▶ _Instruction_: Search the material for the word "image" and report each line where it turns up.

▶ _Supplied records_:

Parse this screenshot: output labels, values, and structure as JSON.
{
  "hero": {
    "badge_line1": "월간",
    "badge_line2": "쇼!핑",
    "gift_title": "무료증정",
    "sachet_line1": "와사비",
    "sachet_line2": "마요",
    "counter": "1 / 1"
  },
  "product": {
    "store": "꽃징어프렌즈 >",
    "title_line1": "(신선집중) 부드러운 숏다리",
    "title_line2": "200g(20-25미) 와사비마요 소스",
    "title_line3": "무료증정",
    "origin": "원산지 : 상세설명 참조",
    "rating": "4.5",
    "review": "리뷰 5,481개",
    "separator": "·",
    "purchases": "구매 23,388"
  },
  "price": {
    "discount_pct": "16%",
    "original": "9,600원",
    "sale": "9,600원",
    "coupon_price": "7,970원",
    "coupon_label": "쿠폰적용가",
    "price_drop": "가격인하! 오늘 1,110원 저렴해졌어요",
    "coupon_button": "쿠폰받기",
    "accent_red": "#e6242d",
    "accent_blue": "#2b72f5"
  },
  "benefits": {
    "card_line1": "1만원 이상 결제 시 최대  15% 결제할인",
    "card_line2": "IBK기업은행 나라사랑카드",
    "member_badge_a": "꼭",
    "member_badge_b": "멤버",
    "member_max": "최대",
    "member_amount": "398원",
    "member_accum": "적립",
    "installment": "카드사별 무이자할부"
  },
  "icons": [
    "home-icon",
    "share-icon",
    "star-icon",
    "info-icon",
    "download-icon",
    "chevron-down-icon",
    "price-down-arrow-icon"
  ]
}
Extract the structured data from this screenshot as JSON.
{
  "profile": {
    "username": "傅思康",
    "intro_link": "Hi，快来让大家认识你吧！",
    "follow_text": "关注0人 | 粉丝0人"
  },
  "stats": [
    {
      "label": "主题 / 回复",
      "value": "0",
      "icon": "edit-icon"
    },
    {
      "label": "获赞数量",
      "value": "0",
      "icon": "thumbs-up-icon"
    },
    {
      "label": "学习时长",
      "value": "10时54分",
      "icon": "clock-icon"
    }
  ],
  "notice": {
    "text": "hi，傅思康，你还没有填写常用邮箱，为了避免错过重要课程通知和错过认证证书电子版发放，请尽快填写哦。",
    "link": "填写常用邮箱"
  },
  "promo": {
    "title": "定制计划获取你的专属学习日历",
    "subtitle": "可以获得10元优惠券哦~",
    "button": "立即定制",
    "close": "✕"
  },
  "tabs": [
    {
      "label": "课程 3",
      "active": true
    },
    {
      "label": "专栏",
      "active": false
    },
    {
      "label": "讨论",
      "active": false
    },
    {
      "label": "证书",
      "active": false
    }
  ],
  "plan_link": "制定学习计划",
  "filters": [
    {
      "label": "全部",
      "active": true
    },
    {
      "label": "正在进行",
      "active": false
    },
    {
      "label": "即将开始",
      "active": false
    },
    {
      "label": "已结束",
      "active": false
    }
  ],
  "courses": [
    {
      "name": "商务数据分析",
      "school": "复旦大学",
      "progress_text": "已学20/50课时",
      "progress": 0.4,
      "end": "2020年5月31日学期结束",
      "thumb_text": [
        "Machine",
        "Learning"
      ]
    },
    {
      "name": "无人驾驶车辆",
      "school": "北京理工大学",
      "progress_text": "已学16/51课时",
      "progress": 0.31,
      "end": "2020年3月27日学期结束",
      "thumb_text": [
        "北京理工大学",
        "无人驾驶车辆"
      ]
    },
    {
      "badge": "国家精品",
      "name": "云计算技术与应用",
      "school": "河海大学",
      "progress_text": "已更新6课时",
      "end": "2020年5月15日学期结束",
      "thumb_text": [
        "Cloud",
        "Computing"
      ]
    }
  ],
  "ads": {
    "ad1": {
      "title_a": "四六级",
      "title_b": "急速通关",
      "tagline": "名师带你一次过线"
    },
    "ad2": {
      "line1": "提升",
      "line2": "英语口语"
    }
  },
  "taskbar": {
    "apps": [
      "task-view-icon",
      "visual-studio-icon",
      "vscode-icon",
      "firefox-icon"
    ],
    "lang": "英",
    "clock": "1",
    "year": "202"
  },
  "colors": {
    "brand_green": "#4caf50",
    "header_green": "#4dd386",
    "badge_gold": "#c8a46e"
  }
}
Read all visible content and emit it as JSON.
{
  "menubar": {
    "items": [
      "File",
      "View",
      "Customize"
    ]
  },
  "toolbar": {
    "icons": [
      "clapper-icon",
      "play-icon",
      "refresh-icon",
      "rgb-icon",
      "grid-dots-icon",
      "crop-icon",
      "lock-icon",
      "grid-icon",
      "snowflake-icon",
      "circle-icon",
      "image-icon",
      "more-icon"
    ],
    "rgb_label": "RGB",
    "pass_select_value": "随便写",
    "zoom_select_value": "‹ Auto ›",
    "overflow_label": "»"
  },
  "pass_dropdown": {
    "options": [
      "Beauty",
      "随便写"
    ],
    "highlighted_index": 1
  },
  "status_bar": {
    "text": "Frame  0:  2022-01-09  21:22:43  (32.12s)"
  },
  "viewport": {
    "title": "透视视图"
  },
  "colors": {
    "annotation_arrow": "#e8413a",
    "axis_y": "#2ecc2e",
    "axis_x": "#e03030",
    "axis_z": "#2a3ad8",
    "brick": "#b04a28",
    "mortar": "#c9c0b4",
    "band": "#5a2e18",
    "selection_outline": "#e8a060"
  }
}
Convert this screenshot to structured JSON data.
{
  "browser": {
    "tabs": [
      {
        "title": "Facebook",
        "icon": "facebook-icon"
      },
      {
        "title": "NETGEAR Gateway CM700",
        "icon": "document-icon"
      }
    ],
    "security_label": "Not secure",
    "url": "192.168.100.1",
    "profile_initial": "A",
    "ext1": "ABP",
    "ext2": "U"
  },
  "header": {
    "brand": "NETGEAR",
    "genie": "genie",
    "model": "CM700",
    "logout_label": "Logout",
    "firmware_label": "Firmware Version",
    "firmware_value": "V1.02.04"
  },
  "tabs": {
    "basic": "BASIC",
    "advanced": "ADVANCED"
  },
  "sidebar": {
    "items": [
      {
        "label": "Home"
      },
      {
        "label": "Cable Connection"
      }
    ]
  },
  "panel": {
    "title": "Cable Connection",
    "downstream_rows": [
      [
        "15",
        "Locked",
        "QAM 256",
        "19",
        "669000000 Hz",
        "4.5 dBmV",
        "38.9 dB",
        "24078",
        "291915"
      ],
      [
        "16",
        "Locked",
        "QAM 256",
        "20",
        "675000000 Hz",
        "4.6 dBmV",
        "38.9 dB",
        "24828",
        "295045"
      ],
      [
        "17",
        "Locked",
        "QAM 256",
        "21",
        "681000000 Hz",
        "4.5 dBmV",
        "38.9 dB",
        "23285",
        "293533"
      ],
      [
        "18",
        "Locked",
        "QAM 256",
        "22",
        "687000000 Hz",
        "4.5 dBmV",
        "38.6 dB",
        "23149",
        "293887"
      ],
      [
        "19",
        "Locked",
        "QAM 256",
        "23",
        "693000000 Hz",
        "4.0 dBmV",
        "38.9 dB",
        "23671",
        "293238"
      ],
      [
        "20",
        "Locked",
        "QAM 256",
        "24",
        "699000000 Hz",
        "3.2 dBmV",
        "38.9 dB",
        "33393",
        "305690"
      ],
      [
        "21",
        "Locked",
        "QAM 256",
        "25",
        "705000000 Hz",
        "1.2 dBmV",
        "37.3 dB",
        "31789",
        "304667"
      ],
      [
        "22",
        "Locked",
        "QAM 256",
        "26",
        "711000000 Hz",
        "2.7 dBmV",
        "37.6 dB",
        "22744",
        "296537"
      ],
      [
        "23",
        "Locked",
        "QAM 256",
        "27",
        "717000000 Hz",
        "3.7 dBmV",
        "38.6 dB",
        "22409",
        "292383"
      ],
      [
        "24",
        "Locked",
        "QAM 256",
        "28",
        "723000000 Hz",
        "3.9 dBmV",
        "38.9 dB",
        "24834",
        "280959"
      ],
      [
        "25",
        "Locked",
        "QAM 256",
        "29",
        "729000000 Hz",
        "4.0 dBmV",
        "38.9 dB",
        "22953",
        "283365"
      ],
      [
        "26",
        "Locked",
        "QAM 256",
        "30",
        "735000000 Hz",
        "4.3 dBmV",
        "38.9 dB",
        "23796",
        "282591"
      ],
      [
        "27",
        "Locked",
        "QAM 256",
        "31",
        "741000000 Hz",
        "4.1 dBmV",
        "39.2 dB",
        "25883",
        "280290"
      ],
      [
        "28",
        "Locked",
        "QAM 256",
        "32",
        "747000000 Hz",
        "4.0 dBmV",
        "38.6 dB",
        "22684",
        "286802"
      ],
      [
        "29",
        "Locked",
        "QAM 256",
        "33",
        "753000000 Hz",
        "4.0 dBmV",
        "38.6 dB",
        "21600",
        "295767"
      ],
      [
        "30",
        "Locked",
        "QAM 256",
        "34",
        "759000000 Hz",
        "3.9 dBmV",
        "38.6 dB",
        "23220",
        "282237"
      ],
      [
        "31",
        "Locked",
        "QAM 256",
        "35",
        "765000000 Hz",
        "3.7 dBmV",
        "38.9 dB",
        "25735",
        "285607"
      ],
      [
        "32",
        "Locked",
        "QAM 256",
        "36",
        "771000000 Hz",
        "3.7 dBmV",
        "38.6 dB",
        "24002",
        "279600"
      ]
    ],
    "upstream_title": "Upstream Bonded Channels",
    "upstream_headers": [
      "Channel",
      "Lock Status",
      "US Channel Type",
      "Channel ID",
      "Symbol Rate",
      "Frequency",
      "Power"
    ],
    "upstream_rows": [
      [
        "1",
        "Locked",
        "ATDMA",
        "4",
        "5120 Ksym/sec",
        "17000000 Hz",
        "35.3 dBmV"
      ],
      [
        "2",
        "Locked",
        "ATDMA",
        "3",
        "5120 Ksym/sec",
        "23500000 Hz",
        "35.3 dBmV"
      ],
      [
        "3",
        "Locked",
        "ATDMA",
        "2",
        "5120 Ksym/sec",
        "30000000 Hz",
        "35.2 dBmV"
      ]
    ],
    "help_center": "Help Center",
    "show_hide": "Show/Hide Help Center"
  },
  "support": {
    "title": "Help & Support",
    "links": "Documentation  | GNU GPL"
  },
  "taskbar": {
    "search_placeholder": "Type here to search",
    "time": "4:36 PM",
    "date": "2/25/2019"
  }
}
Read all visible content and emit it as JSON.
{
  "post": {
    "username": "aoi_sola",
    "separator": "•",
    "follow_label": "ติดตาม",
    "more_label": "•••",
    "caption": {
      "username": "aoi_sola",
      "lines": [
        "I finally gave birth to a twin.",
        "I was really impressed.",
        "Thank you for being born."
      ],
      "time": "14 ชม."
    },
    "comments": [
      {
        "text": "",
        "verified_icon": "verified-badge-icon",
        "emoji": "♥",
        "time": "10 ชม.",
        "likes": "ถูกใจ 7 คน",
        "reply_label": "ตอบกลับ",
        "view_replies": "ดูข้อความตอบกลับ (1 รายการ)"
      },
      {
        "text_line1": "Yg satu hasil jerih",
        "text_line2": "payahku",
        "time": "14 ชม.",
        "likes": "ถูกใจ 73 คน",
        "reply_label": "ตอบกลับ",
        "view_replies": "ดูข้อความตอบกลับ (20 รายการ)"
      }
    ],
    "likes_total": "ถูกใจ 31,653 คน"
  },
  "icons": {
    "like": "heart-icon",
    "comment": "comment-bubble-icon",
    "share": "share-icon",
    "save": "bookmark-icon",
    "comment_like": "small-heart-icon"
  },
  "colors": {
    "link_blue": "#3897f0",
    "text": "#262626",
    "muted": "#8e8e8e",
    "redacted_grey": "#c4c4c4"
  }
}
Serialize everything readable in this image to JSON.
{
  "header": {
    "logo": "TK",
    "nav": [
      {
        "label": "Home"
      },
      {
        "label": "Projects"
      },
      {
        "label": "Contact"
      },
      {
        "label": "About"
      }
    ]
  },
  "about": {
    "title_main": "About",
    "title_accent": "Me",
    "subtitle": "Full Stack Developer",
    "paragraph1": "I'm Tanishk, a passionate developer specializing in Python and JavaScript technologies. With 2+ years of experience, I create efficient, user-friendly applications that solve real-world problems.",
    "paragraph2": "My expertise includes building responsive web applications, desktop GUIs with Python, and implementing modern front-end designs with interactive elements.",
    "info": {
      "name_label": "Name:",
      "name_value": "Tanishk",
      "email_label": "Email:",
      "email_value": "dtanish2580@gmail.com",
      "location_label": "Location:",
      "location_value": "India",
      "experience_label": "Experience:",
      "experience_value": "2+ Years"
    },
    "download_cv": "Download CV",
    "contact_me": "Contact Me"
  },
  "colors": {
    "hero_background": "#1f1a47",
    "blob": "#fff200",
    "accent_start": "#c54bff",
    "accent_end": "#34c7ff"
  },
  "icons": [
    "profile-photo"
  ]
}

▶ _The reply_:
      "image-icon",
Serialize everything readable in this image to JSON.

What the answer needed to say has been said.